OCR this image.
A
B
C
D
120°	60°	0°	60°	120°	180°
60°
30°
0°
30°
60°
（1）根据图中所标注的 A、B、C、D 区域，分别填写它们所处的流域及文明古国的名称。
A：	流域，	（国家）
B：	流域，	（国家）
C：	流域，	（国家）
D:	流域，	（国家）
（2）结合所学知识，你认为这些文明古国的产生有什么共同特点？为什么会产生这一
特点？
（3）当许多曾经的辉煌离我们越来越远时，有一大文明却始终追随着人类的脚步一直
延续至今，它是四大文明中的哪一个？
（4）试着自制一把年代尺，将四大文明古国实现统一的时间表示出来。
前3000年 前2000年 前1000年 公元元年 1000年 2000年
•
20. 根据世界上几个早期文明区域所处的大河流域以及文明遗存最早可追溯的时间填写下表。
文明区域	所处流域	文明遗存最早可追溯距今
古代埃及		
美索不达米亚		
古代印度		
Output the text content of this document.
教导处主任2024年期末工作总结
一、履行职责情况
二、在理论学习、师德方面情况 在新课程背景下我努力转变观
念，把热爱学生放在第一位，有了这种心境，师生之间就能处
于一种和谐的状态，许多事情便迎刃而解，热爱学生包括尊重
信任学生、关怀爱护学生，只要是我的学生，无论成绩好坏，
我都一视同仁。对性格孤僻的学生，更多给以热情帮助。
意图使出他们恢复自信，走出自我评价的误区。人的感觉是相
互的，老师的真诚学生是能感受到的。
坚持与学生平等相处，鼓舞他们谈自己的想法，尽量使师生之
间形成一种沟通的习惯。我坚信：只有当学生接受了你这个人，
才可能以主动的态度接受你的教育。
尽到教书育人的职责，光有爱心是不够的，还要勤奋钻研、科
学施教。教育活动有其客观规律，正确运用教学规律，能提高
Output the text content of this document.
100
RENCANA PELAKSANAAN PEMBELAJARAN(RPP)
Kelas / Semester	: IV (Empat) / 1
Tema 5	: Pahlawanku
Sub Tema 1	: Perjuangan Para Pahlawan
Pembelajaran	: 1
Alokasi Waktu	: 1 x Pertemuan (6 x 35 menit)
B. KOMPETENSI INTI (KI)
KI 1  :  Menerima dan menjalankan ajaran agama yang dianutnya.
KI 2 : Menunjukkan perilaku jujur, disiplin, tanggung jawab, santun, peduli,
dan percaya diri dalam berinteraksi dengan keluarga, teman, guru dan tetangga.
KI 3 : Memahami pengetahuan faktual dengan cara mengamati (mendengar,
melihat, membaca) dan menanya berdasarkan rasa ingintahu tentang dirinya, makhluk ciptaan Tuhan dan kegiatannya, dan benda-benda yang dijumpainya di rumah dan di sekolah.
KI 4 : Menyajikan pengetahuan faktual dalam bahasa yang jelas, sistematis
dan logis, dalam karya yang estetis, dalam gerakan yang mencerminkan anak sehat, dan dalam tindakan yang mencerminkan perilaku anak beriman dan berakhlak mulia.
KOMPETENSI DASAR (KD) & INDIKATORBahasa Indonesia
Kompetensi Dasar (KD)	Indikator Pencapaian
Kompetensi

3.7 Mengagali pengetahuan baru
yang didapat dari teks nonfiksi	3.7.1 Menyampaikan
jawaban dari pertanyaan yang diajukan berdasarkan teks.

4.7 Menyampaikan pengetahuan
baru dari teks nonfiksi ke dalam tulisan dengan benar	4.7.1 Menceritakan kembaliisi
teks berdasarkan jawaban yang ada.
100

*-*-*

• _DIRECTION_:
Output an exact copy of each record.

• _RESPONSE_:
OCR this image.
A
B
C
D
120°	60°	0°	60°	120°	180°
60°
30°
0°
30°
60°
（1）根据图中所标注的 A、B、C、D 区域，分别填写它们所处的流域及文明古国的名称。
A：	流域，	（国家）
B：	流域，	（国家）
C：	流域，	（国家）
D:	流域，	（国家）
（2）结合所学知识，你认为这些文明古国的产生有什么共同特点？为什么会产生这一
特点？
（3）当许多曾经的辉煌离我们越来越远时，有一大文明却始终追随着人类的脚步一直
延续至今，它是四大文明中的哪一个？
（4）试着自制一把年代尺，将四大文明古国实现统一的时间表示出来。
前3000年 前2000年 前1000年 公元元年 1000年 2000年
•
20. 根据世界上几个早期文明区域所处的大河流域以及文明遗存最早可追溯的时间填写下表。
文明区域	所处流域	文明遗存最早可追溯距今
古代埃及		
美索不达米亚		
古代印度		
Output the text content of this document.
教导处主任2024年期末工作总结
一、履行职责情况
二、在理论学习、师德方面情况 在新课程背景下我努力转变观
念，把热爱学生放在第一位，有了这种心境，师生之间就能处
于一种和谐的状态，许多事情便迎刃而解，热爱学生包括尊重
信任学生、关怀爱护学生，只要是我的学生，无论成绩好坏，
我都一视同仁。对性格孤僻的学生，更多给以热情帮助。
意图使出他们恢复自信，走出自我评价的误区。人的感觉是相
互的，老师的真诚学生是能感受到的。
坚持与学生平等相处，鼓舞他们谈自己的想法，尽量使师生之
间形成一种沟通的习惯。我坚信：只有当学生接受了你这个人，
才可能以主动的态度接受你的教育。
尽到教书育人的职责，光有爱心是不够的，还要勤奋钻研、科
学施教。教育活动有其客观规律，正确运用教学规律，能提高
Output the text content of this document.
100
RENCANA PELAKSANAAN PEMBELAJARAN(RPP)
Kelas / Semester	: IV (Empat) / 1
Tema 5	: Pahlawanku
Sub Tema 1	: Perjuangan Para Pahlawan
Pembelajaran	: 1
Alokasi Waktu	: 1 x Pertemuan (6 x 35 menit)
B. KOMPETENSI INTI (KI)
KI 1  :  Menerima dan menjalankan ajaran agama yang dianutnya.
KI 2 : Menunjukkan perilaku jujur, disiplin, tanggung jawab, santun, peduli,
dan percaya diri dalam berinteraksi dengan keluarga, teman, guru dan tetangga.
KI 3 : Memahami pengetahuan faktual dengan cara mengamati (mendengar,
melihat, membaca) dan menanya berdasarkan rasa ingintahu tentang dirinya, makhluk ciptaan Tuhan dan kegiatannya, dan benda-benda yang dijumpainya di rumah dan di sekolah.
KI 4 : Menyajikan pengetahuan faktual dalam bahasa yang jelas, sistematis
dan logis, dalam karya yang estetis, dalam gerakan yang mencerminkan anak sehat, dan dalam tindakan yang mencerminkan perilaku anak beriman dan berakhlak mulia.
KOMPETENSI DASAR (KD) & INDIKATORBahasa Indonesia
Kompetensi Dasar (KD)	Indikator Pencapaian
Kompetensi

3.7 Mengagali pengetahuan baru
yang didapat dari teks nonfiksi	3.7.1 Menyampaikan
jawaban dari pertanyaan yang diajukan berdasarkan teks.

4.7 Menyampaikan pengetahuan
baru dari teks nonfiksi ke dalam tulisan dengan benar	4.7.1 Menceritakan kembaliisi
teks berdasarkan jawaban yang ada.
100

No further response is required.